> **TASK GOAL**: Reproduce the listing below exactly. Pictures do not belong in the copy.

> **AVAILABLE RECORDS**:
%%
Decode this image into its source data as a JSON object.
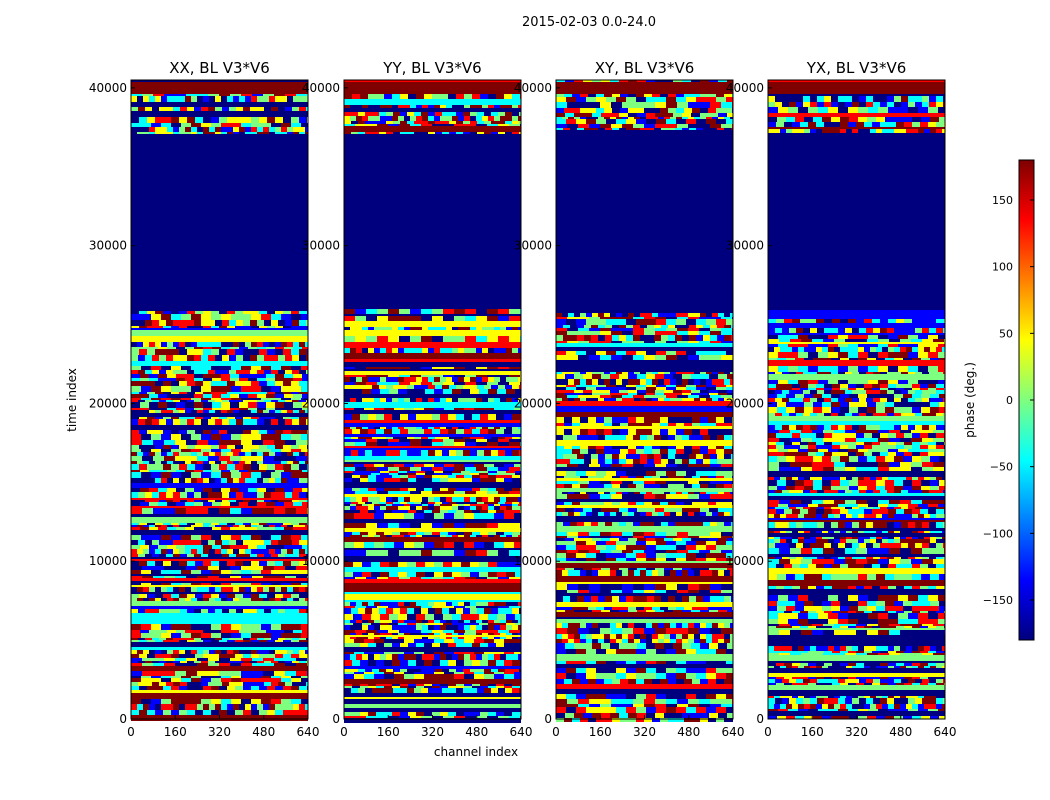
{
  "figure": {
    "suptitle": "2015-02-03 0.0-24.0"
  },
  "chart_data": {
    "type": "heatmap",
    "xlabel": "channel index",
    "ylabel": "time index",
    "xlim": [
      0,
      640
    ],
    "ylim": [
      0,
      40500
    ],
    "xticks": [
      0,
      160,
      320,
      480,
      640
    ],
    "yticks": [
      0,
      10000,
      20000,
      30000,
      40000
    ],
    "panels": [
      {
        "title": "XX, BL V3*V6",
        "polarization": "XX",
        "flagged_band": [
          26000,
          37000
        ]
      },
      {
        "title": "YY, BL V3*V6",
        "polarization": "YY",
        "flagged_band": [
          26000,
          37000
        ]
      },
      {
        "title": "XY, BL V3*V6",
        "polarization": "XY",
        "flagged_band": [
          26000,
          37000
        ]
      },
      {
        "title": "YX, BL V3*V6",
        "polarization": "YX",
        "flagged_band": [
          26000,
          37000
        ]
      }
    ],
    "colorbar": {
      "label": "phase (deg.)",
      "range": [
        -180,
        180
      ],
      "ticks": [
        -150,
        -100,
        -50,
        0,
        50,
        100,
        150
      ],
      "colormap": "jet",
      "colormap_stops": [
        "#00007f",
        "#0000ff",
        "#00ffff",
        "#7fff7f",
        "#ffff00",
        "#ff0000",
        "#7f0000"
      ]
    }
  }
}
%%
> **FINISHED EXERCISE**:
Decode this image into its source data as a JSON object.
{
  "figure": {
    "suptitle": "2015-02-03 0.0-24.0"
  },
  "chart_data": {
    "type": "heatmap",
    "xlabel": "channel index",
    "ylabel": "time index",
    "xlim": [
      0,
      640
    ],
    "ylim": [
      0,
      40500
    ],
    "xticks": [
      0,
      160,
      320,
      480,
      640
    ],
    "yticks": [
      0,
      10000,
      20000,
      30000,
      40000
    ],
    "panels": [
      {
        "title": "XX, BL V3*V6",
        "polarization": "XX",
        "flagged_band": [
          26000,
          37000
        ]
      },
      {
        "title": "YY, BL V3*V6",
        "polarization": "YY",
        "flagged_band": [
          26000,
          37000
        ]
      },
      {
        "title": "XY, BL V3*V6",
        "polarization": "XY",
        "flagged_band": [
          26000,
          37000
        ]
      },
      {
        "title": "YX, BL V3*V6",
        "polarization": "YX",
        "flagged_band": [
          26000,
          37000
        ]
      }
    ],
    "colorbar": {
      "label": "phase (deg.)",
      "range": [
        -180,
        180
      ],
      "ticks": [
        -150,
        -100,
        -50,
        0,
        50,
        100,
        150
      ],
      "colormap": "jet",
      "colormap_stops": [
        "#00007f",
        "#0000ff",
        "#00ffff",
        "#7fff7f",
        "#ffff00",
        "#ff0000",
        "#7f0000"
      ]
    }
  }
}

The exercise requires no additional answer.